## Set task
Copy out the material below in full, but not its images.

## Dataset records
------------------------------------------------------------------------
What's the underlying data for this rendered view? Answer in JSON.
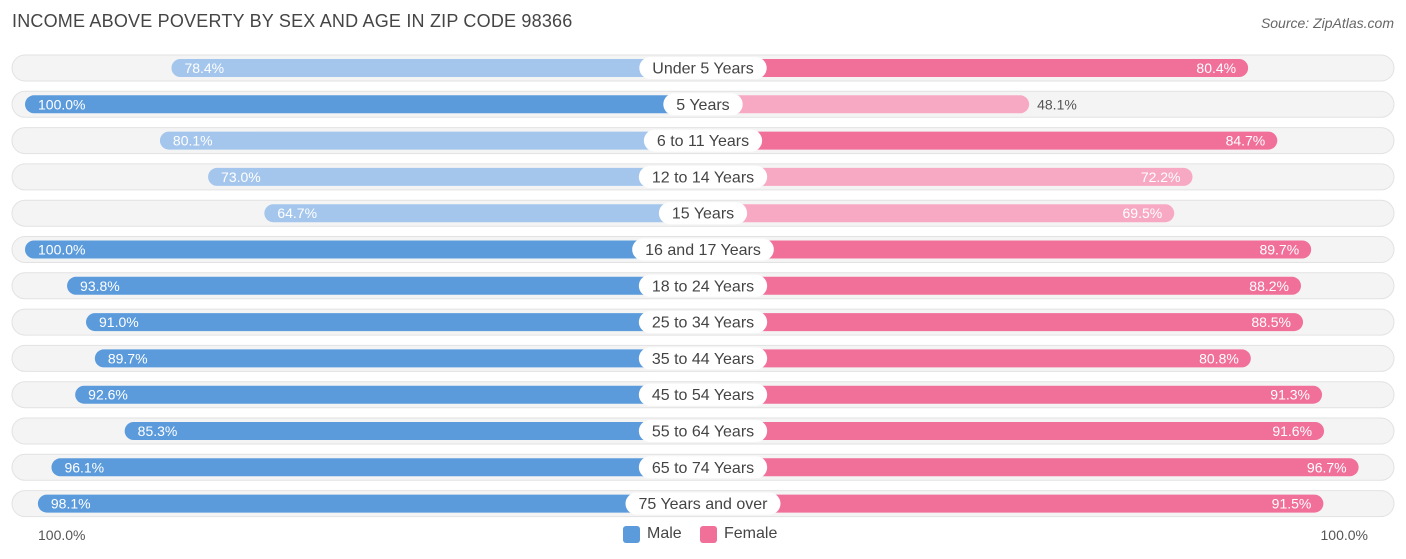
{
  "chart_data": {
    "type": "bar",
    "orientation": "horizontal-diverging",
    "title": "INCOME ABOVE POVERTY BY SEX AND AGE IN ZIP CODE 98366",
    "source": "Source: ZipAtlas.com",
    "categories": [
      "Under 5 Years",
      "5 Years",
      "6 to 11 Years",
      "12 to 14 Years",
      "15 Years",
      "16 and 17 Years",
      "18 to 24 Years",
      "25 to 34 Years",
      "35 to 44 Years",
      "45 to 54 Years",
      "55 to 64 Years",
      "65 to 74 Years",
      "75 Years and over"
    ],
    "series": [
      {
        "name": "Male",
        "values": [
          78.4,
          100.0,
          80.1,
          73.0,
          64.7,
          100.0,
          93.8,
          91.0,
          89.7,
          92.6,
          85.3,
          96.1,
          98.1
        ],
        "labels": [
          "78.4%",
          "100.0%",
          "80.1%",
          "73.0%",
          "64.7%",
          "100.0%",
          "93.8%",
          "91.0%",
          "89.7%",
          "92.6%",
          "85.3%",
          "96.1%",
          "98.1%"
        ]
      },
      {
        "name": "Female",
        "values": [
          80.4,
          48.1,
          84.7,
          72.2,
          69.5,
          89.7,
          88.2,
          88.5,
          80.8,
          91.3,
          91.6,
          96.7,
          91.5
        ],
        "labels": [
          "80.4%",
          "48.1%",
          "84.7%",
          "72.2%",
          "69.5%",
          "89.7%",
          "88.2%",
          "88.5%",
          "80.8%",
          "91.3%",
          "91.6%",
          "96.7%",
          "91.5%"
        ]
      }
    ],
    "xlim": [
      0,
      100
    ],
    "axis_left_label": "100.0%",
    "axis_right_label": "100.0%",
    "legend_position": "bottom-center",
    "colors": {
      "male_strong": "#5b9bdc",
      "male_light": "#a4c6ec",
      "female_strong": "#f0709a",
      "female_light": "#f7a9c3",
      "track": "#eeeeee"
    }
  }
}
------------------------------------------------------------------------
## Reply to the task
What's the underlying data for this rendered view? Answer in JSON.
{
  "chart_data": {
    "type": "bar",
    "orientation": "horizontal-diverging",
    "title": "INCOME ABOVE POVERTY BY SEX AND AGE IN ZIP CODE 98366",
    "source": "Source: ZipAtlas.com",
    "categories": [
      "Under 5 Years",
      "5 Years",
      "6 to 11 Years",
      "12 to 14 Years",
      "15 Years",
      "16 and 17 Years",
      "18 to 24 Years",
      "25 to 34 Years",
      "35 to 44 Years",
      "45 to 54 Years",
      "55 to 64 Years",
      "65 to 74 Years",
      "75 Years and over"
    ],
    "series": [
      {
        "name": "Male",
        "values": [
          78.4,
          100.0,
          80.1,
          73.0,
          64.7,
          100.0,
          93.8,
          91.0,
          89.7,
          92.6,
          85.3,
          96.1,
          98.1
        ],
        "labels": [
          "78.4%",
          "100.0%",
          "80.1%",
          "73.0%",
          "64.7%",
          "100.0%",
          "93.8%",
          "91.0%",
          "89.7%",
          "92.6%",
          "85.3%",
          "96.1%",
          "98.1%"
        ]
      },
      {
        "name": "Female",
        "values": [
          80.4,
          48.1,
          84.7,
          72.2,
          69.5,
          89.7,
          88.2,
          88.5,
          80.8,
          91.3,
          91.6,
          96.7,
          91.5
        ],
        "labels": [
          "80.4%",
          "48.1%",
          "84.7%",
          "72.2%",
          "69.5%",
          "89.7%",
          "88.2%",
          "88.5%",
          "80.8%",
          "91.3%",
          "91.6%",
          "96.7%",
          "91.5%"
        ]
      }
    ],
    "xlim": [
      0,
      100
    ],
    "axis_left_label": "100.0%",
    "axis_right_label": "100.0%",
    "legend_position": "bottom-center",
    "colors": {
      "male_strong": "#5b9bdc",
      "male_light": "#a4c6ec",
      "female_strong": "#f0709a",
      "female_light": "#f7a9c3",
      "track": "#eeeeee"
    }
  }
}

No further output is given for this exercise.